WRITTEN PROBLEM:
Take every line where the string "todo" appears and copy it.

DATA RECORDS:
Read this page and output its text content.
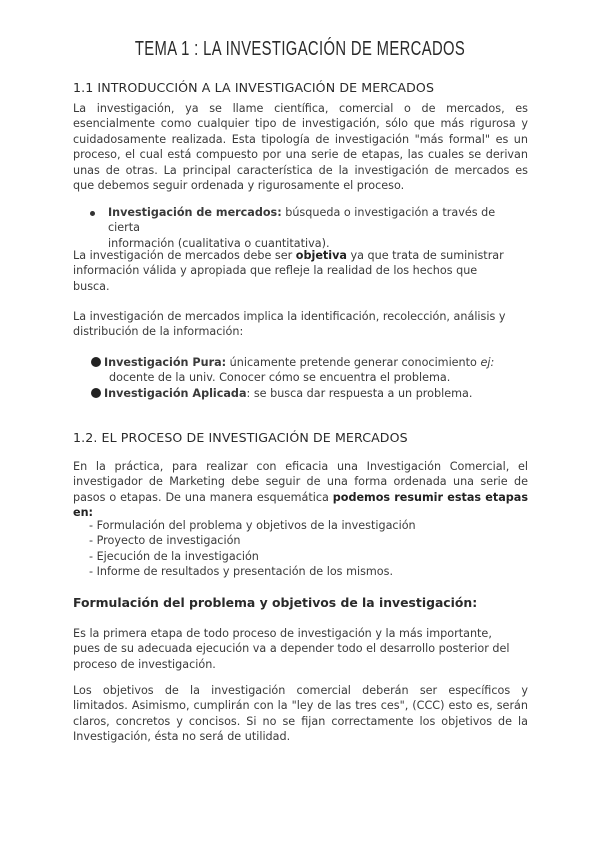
TEMA 1 : LA INVESTIGACIÓN DE MERCADOS
1.1 INTRODUCCIÓN A LA INVESTIGACIÓN DE MERCADOS
La investigación, ya se llame científica, comercial o de mercados, es
esencialmente como cualquier tipo de investigación, sólo que más rigurosa y
cuidadosamente realizada. Esta tipología de investigación "más formal" es un
proceso, el cual está compuesto por una serie de etapas, las cuales se derivan
unas de otras. La principal característica de la investigación de mercados es
que debemos seguir ordenada y rigurosamente el proceso.
Investigación de mercados: búsqueda o investigación a través de cierta
información (cualitativa o cuantitativa).
La investigación de mercados debe ser objetiva ya que trata de suministrar
información válida y apropiada que refleje la realidad de los hechos que
busca.
La investigación de mercados implica la identificación, recolección, análisis y
distribución de la información:
Investigación Pura: únicamente pretende generar conocimiento ej:
docente de la univ. Conocer cómo se encuentra el problema.
Investigación Aplicada: se busca dar respuesta a un problema.
1.2. EL PROCESO DE INVESTIGACIÓN DE MERCADOS
En la práctica, para realizar con eficacia una Investigación Comercial, el
investigador de Marketing debe seguir de una forma ordenada una serie de
pasos o etapas. De una manera esquemática podemos resumir estas etapas
en:
- Formulación del problema y objetivos de la investigación
- Proyecto de investigación
- Ejecución de la investigación
- Informe de resultados y presentación de los mismos.
Formulación del problema y objetivos de la investigación:
Es la primera etapa de todo proceso de investigación y la más importante,
pues de su adecuada ejecución va a depender todo el desarrollo posterior del
proceso de investigación.
Los objetivos de la investigación comercial deberán ser específicos y
limitados. Asimismo, cumplirán con la "ley de las tres ces", (CCC) esto es, serán
claros, concretos y concisos. Si no se fijan correctamente los objetivos de la
Investigación, ésta no será de utilidad.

RESPONSE TO THE EXERCISE:
Es la primera etapa de todo proceso de investigación y la más importante,
pues de su adecuada ejecución va a depender todo el desarrollo posterior del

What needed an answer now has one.